Exercise prompt. Below is a listing. Gather each line of it that contains "diesem".

Items listed in a dataset

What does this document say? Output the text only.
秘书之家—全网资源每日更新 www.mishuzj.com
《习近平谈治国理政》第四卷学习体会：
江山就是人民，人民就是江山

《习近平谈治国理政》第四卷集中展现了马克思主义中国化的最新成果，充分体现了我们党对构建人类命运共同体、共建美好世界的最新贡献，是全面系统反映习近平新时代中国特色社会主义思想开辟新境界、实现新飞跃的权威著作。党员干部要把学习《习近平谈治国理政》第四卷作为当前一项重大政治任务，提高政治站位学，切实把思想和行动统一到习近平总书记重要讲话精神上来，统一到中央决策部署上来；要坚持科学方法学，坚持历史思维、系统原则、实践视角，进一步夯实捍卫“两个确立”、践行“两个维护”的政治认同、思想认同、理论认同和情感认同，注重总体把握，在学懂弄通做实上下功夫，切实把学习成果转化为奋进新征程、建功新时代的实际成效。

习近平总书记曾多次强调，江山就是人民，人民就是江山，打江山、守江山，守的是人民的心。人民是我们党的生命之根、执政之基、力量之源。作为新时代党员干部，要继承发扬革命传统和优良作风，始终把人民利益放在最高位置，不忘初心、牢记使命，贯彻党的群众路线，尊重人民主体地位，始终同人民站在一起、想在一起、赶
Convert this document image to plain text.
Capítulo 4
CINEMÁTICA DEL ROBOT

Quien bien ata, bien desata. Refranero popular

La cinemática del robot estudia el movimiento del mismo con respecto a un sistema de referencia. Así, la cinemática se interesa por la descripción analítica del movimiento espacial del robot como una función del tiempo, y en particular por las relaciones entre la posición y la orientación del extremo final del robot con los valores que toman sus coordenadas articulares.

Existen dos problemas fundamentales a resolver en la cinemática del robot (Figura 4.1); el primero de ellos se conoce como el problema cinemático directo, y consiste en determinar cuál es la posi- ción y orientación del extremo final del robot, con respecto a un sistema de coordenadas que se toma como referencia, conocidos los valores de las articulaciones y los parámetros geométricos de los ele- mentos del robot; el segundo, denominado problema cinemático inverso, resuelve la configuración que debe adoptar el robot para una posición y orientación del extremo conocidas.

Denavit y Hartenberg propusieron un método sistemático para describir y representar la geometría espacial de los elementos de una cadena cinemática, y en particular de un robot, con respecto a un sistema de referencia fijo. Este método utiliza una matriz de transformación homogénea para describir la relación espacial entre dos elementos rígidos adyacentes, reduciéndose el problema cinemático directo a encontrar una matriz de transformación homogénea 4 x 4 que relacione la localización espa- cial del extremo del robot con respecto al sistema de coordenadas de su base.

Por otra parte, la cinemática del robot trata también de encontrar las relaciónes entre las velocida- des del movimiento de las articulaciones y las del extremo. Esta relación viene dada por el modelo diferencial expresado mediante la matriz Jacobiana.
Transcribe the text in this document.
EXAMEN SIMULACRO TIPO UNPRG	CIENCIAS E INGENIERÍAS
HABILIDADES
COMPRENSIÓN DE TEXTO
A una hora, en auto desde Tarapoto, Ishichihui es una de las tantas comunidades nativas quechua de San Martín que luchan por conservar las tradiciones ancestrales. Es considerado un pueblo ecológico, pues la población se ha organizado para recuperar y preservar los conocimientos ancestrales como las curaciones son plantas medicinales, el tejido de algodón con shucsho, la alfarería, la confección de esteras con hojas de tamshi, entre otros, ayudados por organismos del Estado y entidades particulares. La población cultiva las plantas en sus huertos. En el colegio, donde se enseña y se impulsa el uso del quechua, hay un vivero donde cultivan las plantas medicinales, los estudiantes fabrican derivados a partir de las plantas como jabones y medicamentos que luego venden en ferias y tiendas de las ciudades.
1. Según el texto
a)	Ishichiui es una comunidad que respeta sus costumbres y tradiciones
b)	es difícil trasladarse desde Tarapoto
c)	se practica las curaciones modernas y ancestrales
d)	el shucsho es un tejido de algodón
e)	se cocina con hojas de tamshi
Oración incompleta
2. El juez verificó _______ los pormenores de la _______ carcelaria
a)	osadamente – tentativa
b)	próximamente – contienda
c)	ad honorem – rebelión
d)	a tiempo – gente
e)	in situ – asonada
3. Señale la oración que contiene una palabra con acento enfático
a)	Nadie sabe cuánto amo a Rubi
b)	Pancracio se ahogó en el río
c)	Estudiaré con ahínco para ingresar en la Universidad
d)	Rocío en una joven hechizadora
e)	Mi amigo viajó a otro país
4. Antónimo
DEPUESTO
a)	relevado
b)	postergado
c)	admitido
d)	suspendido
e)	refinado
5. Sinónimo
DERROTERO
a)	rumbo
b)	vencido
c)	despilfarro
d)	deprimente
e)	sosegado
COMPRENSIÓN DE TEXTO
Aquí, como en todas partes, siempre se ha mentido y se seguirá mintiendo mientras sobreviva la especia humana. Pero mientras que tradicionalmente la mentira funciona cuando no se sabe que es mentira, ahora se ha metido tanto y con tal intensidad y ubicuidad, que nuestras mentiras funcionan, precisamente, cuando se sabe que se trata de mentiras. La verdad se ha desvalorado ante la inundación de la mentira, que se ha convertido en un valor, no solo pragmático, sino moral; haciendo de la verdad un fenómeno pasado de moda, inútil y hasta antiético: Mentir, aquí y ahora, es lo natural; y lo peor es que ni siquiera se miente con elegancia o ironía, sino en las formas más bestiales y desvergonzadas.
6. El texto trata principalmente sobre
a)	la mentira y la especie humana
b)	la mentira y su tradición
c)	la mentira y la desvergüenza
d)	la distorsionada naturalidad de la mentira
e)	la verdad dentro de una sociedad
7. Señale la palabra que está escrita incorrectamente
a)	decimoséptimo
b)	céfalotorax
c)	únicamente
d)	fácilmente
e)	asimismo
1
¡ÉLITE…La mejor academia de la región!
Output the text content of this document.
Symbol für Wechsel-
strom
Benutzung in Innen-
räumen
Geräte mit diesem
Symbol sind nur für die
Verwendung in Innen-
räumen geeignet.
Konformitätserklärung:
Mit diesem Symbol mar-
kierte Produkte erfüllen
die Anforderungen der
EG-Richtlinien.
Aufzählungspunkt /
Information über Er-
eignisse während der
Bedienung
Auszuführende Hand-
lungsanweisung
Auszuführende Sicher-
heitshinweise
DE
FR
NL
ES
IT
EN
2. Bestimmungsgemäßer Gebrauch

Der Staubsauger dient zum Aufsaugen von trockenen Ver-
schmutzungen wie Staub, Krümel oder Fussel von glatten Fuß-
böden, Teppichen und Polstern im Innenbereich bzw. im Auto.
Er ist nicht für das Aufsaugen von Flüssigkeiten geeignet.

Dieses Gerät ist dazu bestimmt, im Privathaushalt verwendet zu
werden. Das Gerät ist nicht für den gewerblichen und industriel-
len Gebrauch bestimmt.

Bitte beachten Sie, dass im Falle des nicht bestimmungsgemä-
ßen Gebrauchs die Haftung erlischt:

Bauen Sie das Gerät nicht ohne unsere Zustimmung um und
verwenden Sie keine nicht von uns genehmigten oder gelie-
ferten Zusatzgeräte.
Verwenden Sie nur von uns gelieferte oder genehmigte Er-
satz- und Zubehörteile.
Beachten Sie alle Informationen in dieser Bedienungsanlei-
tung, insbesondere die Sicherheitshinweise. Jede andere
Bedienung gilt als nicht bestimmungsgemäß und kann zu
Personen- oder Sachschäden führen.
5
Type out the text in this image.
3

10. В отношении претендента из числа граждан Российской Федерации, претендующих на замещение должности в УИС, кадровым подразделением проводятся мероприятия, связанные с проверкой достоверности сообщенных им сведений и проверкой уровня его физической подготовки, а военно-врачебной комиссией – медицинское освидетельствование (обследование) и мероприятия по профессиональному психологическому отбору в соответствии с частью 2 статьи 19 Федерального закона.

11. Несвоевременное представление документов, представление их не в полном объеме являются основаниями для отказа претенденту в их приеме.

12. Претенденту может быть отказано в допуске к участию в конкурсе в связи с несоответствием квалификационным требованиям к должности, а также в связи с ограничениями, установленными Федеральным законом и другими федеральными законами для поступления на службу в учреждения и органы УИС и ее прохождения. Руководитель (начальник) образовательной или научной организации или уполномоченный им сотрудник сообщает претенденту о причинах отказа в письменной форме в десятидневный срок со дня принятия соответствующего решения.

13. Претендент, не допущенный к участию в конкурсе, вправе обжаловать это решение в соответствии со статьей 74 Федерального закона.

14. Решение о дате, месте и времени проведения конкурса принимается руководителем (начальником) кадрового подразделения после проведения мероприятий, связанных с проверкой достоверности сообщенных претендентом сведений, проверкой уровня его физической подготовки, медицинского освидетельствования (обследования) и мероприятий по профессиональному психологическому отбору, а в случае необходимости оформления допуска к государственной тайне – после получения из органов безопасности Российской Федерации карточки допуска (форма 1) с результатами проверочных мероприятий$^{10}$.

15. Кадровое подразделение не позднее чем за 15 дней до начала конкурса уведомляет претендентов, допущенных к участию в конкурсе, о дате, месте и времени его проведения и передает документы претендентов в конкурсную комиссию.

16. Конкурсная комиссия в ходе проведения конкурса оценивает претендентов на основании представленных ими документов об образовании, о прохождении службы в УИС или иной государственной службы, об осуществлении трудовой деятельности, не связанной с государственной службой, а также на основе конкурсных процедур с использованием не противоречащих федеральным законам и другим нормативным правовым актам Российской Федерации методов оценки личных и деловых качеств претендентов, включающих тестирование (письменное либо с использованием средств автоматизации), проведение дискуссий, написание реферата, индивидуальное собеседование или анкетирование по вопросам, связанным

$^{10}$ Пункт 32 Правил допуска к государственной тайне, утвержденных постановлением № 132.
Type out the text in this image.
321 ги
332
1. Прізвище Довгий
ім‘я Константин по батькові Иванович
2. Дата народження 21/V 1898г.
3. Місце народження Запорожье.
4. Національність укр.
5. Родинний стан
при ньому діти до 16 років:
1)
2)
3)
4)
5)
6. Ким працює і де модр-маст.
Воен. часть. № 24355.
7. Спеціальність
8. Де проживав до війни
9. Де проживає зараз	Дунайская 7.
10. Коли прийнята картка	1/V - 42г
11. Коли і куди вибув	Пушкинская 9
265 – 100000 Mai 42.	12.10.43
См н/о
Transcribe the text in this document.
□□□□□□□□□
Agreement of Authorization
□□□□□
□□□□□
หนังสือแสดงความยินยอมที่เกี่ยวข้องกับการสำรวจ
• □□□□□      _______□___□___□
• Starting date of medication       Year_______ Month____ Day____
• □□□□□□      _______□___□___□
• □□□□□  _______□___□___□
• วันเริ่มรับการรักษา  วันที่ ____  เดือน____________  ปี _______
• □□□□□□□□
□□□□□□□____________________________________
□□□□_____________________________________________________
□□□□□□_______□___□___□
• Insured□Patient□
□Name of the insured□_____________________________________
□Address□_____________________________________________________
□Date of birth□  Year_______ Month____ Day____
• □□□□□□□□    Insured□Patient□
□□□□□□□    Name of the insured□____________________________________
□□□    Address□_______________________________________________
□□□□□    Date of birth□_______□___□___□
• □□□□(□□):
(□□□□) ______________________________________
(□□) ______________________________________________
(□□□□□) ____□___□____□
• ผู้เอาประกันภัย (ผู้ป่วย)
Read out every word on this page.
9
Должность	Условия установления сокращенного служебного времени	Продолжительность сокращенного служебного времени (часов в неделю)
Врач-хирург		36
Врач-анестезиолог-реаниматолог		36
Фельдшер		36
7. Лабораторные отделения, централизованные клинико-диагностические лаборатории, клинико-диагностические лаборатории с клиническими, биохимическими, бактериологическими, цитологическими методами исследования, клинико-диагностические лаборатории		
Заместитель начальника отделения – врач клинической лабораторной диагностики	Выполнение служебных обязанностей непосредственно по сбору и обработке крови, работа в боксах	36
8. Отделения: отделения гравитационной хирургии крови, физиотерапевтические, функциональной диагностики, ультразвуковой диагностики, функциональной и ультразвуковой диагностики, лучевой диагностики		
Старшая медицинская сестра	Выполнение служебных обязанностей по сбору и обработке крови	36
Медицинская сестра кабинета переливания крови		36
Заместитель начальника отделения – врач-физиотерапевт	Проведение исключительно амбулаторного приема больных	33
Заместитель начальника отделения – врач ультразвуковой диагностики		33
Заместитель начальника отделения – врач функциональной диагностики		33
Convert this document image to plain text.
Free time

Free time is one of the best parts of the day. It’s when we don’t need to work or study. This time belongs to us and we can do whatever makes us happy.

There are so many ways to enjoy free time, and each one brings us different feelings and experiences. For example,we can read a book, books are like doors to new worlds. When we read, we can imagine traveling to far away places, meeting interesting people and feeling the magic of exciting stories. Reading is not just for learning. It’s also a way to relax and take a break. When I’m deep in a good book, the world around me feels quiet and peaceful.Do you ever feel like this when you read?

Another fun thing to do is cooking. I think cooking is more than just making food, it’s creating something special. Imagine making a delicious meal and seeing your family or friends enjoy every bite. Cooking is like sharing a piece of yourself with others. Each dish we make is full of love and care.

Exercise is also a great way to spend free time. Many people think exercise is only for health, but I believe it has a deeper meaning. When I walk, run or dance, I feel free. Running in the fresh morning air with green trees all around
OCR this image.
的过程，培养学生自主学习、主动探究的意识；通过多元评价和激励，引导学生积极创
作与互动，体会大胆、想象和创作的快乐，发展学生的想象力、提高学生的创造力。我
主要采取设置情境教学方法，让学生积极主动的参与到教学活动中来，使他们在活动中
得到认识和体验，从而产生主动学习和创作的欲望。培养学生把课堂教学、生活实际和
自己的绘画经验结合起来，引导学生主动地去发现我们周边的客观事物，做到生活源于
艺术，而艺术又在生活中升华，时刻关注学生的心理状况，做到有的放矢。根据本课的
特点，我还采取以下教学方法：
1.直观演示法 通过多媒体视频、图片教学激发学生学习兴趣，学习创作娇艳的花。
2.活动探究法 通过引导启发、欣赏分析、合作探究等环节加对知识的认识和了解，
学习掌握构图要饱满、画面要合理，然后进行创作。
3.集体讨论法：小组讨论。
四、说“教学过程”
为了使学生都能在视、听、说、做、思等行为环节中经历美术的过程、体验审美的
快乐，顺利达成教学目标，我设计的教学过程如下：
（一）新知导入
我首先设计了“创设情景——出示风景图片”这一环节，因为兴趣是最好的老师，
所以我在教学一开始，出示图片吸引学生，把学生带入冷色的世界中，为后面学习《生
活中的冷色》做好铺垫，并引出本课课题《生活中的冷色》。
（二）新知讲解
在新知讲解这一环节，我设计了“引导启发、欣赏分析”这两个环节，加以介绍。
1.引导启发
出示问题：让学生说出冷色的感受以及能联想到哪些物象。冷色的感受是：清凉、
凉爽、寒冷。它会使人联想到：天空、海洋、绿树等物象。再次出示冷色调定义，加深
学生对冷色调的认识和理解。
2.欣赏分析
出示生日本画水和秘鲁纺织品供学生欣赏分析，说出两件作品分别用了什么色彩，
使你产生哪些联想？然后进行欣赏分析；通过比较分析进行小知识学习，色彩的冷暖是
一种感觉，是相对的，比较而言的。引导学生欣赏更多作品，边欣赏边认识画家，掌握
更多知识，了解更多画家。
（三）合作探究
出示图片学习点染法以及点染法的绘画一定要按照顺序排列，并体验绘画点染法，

Correct response.
Geräte mit diesem
Mit diesem Symbol mar-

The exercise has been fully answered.